Saved entries
* * * *

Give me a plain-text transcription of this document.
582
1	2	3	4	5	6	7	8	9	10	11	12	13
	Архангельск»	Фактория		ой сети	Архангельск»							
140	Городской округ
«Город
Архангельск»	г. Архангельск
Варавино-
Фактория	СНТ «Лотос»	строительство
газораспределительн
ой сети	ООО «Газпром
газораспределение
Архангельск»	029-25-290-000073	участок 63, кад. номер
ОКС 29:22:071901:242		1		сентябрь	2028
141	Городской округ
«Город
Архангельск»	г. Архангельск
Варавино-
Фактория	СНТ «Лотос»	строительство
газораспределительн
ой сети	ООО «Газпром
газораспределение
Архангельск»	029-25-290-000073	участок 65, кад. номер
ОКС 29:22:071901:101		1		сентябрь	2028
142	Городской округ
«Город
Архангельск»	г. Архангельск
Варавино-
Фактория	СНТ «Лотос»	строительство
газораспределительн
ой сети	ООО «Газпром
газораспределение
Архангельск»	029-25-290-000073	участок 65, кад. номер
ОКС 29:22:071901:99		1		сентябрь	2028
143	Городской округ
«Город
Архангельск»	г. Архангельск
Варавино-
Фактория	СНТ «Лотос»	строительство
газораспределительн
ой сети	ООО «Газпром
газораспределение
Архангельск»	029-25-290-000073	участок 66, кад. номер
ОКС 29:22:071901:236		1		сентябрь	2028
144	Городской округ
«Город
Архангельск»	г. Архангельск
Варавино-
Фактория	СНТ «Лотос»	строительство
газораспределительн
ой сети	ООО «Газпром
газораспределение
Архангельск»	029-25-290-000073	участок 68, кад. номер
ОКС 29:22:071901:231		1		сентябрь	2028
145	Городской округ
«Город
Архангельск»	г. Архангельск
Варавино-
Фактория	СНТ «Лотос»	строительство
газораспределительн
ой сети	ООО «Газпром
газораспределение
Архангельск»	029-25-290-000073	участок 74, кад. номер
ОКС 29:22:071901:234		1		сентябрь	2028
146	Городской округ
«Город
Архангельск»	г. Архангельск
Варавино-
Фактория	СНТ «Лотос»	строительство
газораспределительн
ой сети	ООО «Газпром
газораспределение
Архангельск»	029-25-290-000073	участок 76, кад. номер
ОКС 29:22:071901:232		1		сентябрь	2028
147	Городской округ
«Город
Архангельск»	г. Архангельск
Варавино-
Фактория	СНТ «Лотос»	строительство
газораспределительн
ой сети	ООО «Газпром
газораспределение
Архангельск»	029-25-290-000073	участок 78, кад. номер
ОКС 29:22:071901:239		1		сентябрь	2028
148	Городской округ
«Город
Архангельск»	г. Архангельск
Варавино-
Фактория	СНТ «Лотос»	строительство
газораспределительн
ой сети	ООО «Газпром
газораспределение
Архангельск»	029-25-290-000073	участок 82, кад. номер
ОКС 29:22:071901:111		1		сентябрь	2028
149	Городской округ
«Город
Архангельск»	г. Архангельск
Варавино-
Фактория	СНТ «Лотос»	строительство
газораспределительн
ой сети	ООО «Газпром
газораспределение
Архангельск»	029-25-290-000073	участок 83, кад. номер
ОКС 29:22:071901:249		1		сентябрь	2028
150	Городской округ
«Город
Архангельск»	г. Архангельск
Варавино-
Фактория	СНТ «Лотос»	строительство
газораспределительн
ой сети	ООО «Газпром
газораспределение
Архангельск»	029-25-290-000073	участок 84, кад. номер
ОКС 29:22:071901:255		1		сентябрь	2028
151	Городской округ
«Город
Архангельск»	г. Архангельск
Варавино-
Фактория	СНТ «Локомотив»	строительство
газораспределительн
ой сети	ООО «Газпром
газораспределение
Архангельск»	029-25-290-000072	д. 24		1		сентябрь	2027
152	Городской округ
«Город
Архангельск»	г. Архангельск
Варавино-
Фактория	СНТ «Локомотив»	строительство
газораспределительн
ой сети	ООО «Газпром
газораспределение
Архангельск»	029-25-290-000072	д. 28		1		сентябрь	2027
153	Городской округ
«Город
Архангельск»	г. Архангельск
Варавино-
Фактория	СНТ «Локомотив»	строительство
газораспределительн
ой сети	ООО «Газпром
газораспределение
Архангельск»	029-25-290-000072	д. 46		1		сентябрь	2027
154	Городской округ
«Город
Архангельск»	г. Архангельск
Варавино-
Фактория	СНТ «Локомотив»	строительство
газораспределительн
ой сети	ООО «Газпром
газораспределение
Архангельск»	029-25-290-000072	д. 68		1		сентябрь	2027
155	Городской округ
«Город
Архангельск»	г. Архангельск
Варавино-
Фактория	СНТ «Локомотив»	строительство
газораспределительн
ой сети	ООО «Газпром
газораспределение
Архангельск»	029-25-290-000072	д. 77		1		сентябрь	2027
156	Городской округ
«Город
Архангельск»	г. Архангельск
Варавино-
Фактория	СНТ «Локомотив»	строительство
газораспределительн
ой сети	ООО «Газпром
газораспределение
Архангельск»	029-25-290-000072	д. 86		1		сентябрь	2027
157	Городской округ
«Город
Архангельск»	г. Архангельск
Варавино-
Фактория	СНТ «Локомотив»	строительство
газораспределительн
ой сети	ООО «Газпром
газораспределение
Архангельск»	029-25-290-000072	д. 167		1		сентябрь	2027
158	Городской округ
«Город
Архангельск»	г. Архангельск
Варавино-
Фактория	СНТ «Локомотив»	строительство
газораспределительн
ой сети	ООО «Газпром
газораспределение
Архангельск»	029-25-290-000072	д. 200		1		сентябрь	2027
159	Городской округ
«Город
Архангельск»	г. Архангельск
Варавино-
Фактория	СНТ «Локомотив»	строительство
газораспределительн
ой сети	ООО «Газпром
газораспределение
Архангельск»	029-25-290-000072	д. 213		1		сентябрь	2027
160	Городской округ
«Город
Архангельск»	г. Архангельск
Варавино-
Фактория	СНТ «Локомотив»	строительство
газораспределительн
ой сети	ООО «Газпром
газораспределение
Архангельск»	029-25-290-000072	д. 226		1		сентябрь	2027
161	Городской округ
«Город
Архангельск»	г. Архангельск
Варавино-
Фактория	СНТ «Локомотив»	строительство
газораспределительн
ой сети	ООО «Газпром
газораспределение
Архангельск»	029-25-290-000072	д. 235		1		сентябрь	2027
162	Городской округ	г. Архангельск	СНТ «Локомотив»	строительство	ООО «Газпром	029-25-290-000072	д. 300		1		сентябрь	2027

* * * *

_Task instructions_. Please reproduce each record precisely as written.

_Full solution_.
Give me a plain-text transcription of this document.
582
1	2	3	4	5	6	7	8	9	10	11	12	13
	Архангельск»	Фактория		ой сети	Архангельск»							
140	Городской округ
«Город
Архангельск»	г. Архангельск
Варавино-
Фактория	СНТ «Лотос»	строительство
газораспределительн
ой сети	ООО «Газпром
газораспределение
Архангельск»	029-25-290-000073	участок 63, кад. номер
ОКС 29:22:071901:242		1		сентябрь	2028
141	Городской округ
«Город
Архангельск»	г. Архангельск
Варавино-
Фактория	СНТ «Лотос»	строительство
газораспределительн
ой сети	ООО «Газпром
газораспределение
Архангельск»	029-25-290-000073	участок 65, кад. номер
ОКС 29:22:071901:101		1		сентябрь	2028
142	Городской округ
«Город
Архангельск»	г. Архангельск
Варавино-
Фактория	СНТ «Лотос»	строительство
газораспределительн
ой сети	ООО «Газпром
газораспределение
Архангельск»	029-25-290-000073	участок 65, кад. номер
ОКС 29:22:071901:99		1		сентябрь	2028
143	Городской округ
«Город
Архангельск»	г. Архангельск
Варавино-
Фактория	СНТ «Лотос»	строительство
газораспределительн
ой сети	ООО «Газпром
газораспределение
Архангельск»	029-25-290-000073	участок 66, кад. номер
ОКС 29:22:071901:236		1		сентябрь	2028
144	Городской округ
«Город
Архангельск»	г. Архангельск
Варавино-
Фактория	СНТ «Лотос»	строительство
газораспределительн
ой сети	ООО «Газпром
газораспределение
Архангельск»	029-25-290-000073	участок 68, кад. номер
ОКС 29:22:071901:231		1		сентябрь	2028
145	Городской округ
«Город
Архангельск»	г. Архангельск
Варавино-
Фактория	СНТ «Лотос»	строительство
газораспределительн
ой сети	ООО «Газпром
газораспределение
Архангельск»	029-25-290-000073	участок 74, кад. номер
ОКС 29:22:071901:234		1		сентябрь	2028
146	Городской округ
«Город
Архангельск»	г. Архангельск
Варавино-
Фактория	СНТ «Лотос»	строительство
газораспределительн
ой сети	ООО «Газпром
газораспределение
Архангельск»	029-25-290-000073	участок 76, кад. номер
ОКС 29:22:071901:232		1		сентябрь	2028
147	Городской округ
«Город
Архангельск»	г. Архангельск
Варавино-
Фактория	СНТ «Лотос»	строительство
газораспределительн
ой сети	ООО «Газпром
газораспределение
Архангельск»	029-25-290-000073	участок 78, кад. номер
ОКС 29:22:071901:239		1		сентябрь	2028
148	Городской округ
«Город
Архангельск»	г. Архангельск
Варавино-
Фактория	СНТ «Лотос»	строительство
газораспределительн
ой сети	ООО «Газпром
газораспределение
Архангельск»	029-25-290-000073	участок 82, кад. номер
ОКС 29:22:071901:111		1		сентябрь	2028
149	Городской округ
«Город
Архангельск»	г. Архангельск
Варавино-
Фактория	СНТ «Лотос»	строительство
газораспределительн
ой сети	ООО «Газпром
газораспределение
Архангельск»	029-25-290-000073	участок 83, кад. номер
ОКС 29:22:071901:249		1		сентябрь	2028
150	Городской округ
«Город
Архангельск»	г. Архангельск
Варавино-
Фактория	СНТ «Лотос»	строительство
газораспределительн
ой сети	ООО «Газпром
газораспределение
Архангельск»	029-25-290-000073	участок 84, кад. номер
ОКС 29:22:071901:255		1		сентябрь	2028
151	Городской округ
«Город
Архангельск»	г. Архангельск
Варавино-
Фактория	СНТ «Локомотив»	строительство
газораспределительн
ой сети	ООО «Газпром
газораспределение
Архангельск»	029-25-290-000072	д. 24		1		сентябрь	2027
152	Городской округ
«Город
Архангельск»	г. Архангельск
Варавино-
Фактория	СНТ «Локомотив»	строительство
газораспределительн
ой сети	ООО «Газпром
газораспределение
Архангельск»	029-25-290-000072	д. 28		1		сентябрь	2027
153	Городской округ
«Город
Архангельск»	г. Архангельск
Варавино-
Фактория	СНТ «Локомотив»	строительство
газораспределительн
ой сети	ООО «Газпром
газораспределение
Архангельск»	029-25-290-000072	д. 46		1		сентябрь	2027
154	Городской округ
«Город
Архангельск»	г. Архангельск
Варавино-
Фактория	СНТ «Локомотив»	строительство
газораспределительн
ой сети	ООО «Газпром
газораспределение
Архангельск»	029-25-290-000072	д. 68		1		сентябрь	2027
155	Городской округ
«Город
Архангельск»	г. Архангельск
Варавино-
Фактория	СНТ «Локомотив»	строительство
газораспределительн
ой сети	ООО «Газпром
газораспределение
Архангельск»	029-25-290-000072	д. 77		1		сентябрь	2027
156	Городской округ
«Город
Архангельск»	г. Архангельск
Варавино-
Фактория	СНТ «Локомотив»	строительство
газораспределительн
ой сети	ООО «Газпром
газораспределение
Архангельск»	029-25-290-000072	д. 86		1		сентябрь	2027
157	Городской округ
«Город
Архангельск»	г. Архангельск
Варавино-
Фактория	СНТ «Локомотив»	строительство
газораспределительн
ой сети	ООО «Газпром
газораспределение
Архангельск»	029-25-290-000072	д. 167		1		сентябрь	2027
158	Городской округ
«Город
Архангельск»	г. Архангельск
Варавино-
Фактория	СНТ «Локомотив»	строительство
газораспределительн
ой сети	ООО «Газпром
газораспределение
Архангельск»	029-25-290-000072	д. 200		1		сентябрь	2027
159	Городской округ
«Город
Архангельск»	г. Архангельск
Варавино-
Фактория	СНТ «Локомотив»	строительство
газораспределительн
ой сети	ООО «Газпром
газораспределение
Архангельск»	029-25-290-000072	д. 213		1		сентябрь	2027
160	Городской округ
«Город
Архангельск»	г. Архангельск
Варавино-
Фактория	СНТ «Локомотив»	строительство
газораспределительн
ой сети	ООО «Газпром
газораспределение
Архангельск»	029-25-290-000072	д. 226		1		сентябрь	2027
161	Городской округ
«Город
Архангельск»	г. Архангельск
Варавино-
Фактория	СНТ «Локомотив»	строительство
газораспределительн
ой сети	ООО «Газпром
газораспределение
Архангельск»	029-25-290-000072	д. 235		1		сентябрь	2027
162	Городской округ	г. Архангельск	СНТ «Локомотив»	строительство	ООО «Газпром	029-25-290-000072	д. 300		1		сентябрь	2027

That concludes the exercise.